[Stored entries]

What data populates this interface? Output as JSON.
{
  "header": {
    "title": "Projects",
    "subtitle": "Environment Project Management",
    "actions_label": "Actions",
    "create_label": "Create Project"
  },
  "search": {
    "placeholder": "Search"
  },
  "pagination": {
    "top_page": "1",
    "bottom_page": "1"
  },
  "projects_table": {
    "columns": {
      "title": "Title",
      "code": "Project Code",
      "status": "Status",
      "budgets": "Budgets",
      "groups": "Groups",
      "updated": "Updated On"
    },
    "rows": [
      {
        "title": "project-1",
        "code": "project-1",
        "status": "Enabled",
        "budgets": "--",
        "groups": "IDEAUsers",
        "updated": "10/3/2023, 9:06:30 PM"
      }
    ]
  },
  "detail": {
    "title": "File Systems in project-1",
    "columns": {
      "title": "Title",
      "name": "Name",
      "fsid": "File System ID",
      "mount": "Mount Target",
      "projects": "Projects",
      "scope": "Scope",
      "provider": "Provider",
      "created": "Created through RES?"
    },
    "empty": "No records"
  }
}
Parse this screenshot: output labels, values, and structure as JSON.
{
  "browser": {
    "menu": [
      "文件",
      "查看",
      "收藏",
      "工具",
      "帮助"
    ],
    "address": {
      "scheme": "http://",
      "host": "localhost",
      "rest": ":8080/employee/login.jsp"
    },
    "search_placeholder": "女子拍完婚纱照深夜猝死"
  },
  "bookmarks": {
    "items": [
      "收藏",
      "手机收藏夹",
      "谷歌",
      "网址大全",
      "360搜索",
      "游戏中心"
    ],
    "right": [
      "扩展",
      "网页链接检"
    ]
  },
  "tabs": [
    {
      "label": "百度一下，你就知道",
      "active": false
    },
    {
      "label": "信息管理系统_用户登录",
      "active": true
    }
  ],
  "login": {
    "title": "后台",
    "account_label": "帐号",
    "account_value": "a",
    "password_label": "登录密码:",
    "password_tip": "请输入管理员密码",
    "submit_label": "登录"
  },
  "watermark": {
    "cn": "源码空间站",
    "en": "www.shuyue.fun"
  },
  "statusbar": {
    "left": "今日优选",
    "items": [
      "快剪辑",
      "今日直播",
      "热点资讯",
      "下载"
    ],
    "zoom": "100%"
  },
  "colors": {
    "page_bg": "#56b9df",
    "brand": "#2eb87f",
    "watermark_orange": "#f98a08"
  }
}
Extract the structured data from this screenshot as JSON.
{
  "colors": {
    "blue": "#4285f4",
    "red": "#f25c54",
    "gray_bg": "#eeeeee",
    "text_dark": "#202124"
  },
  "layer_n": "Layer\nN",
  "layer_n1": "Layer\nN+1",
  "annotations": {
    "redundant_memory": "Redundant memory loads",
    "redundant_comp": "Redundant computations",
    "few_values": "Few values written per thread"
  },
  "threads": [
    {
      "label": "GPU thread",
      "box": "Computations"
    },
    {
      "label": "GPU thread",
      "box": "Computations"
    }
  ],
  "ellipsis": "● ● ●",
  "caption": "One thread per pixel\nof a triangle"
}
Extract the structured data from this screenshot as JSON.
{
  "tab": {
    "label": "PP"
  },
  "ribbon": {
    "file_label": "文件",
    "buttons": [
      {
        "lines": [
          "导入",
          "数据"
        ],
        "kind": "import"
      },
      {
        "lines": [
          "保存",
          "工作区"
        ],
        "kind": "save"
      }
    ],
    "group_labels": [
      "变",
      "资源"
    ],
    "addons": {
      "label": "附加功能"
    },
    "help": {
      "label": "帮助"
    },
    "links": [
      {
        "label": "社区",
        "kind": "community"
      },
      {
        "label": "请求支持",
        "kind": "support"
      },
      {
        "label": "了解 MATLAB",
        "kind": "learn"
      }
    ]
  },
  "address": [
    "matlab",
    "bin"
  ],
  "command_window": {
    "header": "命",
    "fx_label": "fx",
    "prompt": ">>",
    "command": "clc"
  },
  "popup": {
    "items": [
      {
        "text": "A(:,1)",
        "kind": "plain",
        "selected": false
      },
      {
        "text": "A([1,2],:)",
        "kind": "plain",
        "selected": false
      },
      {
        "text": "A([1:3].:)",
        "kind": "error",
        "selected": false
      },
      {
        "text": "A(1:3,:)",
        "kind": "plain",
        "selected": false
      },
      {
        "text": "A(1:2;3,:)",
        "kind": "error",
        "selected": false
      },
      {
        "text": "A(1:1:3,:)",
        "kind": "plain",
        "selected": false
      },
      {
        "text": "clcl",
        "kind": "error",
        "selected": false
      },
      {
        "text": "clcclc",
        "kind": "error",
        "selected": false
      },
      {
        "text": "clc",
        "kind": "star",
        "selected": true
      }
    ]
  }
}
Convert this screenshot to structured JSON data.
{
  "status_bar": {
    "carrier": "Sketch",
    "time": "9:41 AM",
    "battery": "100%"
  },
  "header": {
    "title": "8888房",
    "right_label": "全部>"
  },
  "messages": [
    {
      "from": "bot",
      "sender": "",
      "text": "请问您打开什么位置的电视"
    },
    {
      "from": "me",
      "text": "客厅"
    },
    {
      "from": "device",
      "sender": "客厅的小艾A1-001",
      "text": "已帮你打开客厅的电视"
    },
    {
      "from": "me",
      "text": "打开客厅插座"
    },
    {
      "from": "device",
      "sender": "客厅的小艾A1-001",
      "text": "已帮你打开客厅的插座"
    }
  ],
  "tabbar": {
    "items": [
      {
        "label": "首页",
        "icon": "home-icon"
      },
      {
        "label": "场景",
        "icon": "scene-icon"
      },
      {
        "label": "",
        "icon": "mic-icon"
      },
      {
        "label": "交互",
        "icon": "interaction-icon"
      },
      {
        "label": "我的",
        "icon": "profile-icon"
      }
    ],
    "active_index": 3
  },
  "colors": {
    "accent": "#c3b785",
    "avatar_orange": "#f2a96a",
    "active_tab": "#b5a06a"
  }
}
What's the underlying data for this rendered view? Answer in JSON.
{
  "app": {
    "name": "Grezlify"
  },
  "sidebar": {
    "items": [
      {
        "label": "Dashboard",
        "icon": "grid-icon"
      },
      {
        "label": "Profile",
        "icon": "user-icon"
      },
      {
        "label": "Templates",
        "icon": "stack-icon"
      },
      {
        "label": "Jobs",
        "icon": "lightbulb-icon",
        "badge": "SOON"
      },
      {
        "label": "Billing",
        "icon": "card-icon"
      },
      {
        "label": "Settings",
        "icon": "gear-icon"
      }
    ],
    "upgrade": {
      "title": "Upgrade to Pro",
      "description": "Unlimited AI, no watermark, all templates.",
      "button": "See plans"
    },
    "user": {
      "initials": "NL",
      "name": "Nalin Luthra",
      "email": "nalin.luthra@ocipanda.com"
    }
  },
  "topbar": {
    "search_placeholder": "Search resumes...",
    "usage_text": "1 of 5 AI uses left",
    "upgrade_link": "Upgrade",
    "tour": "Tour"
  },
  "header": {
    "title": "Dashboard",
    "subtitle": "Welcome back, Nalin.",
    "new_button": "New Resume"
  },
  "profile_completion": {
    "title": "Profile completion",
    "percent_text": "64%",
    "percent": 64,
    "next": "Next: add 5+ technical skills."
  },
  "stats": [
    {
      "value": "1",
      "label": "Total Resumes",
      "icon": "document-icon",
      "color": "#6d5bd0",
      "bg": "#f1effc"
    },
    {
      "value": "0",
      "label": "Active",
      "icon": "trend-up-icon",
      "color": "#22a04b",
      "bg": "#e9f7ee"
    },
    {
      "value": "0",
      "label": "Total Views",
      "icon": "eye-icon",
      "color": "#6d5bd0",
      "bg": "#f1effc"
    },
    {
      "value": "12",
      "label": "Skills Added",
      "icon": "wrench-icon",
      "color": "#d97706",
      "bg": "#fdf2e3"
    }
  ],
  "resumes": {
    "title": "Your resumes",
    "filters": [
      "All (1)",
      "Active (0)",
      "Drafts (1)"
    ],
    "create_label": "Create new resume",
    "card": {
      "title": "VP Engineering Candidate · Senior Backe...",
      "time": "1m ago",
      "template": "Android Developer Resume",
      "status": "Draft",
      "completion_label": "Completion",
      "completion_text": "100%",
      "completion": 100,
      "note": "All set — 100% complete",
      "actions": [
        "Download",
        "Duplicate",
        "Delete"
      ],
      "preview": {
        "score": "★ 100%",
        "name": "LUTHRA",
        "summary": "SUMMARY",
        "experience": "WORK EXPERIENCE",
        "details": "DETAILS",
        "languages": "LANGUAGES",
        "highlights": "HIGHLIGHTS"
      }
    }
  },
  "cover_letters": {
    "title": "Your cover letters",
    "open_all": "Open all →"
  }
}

● **WHAT IS BEING ASKED**
Copy each line of the listing in which the word "data" can be found.

● **SOLUTION BELOW**
What data populates this interface? Output as JSON.
Extract the structured data from this screenshot as JSON.
Extract the structured data from this screenshot as JSON.
Convert this screenshot to structured JSON data.
What's the underlying data for this rendered view? Answer in JSON.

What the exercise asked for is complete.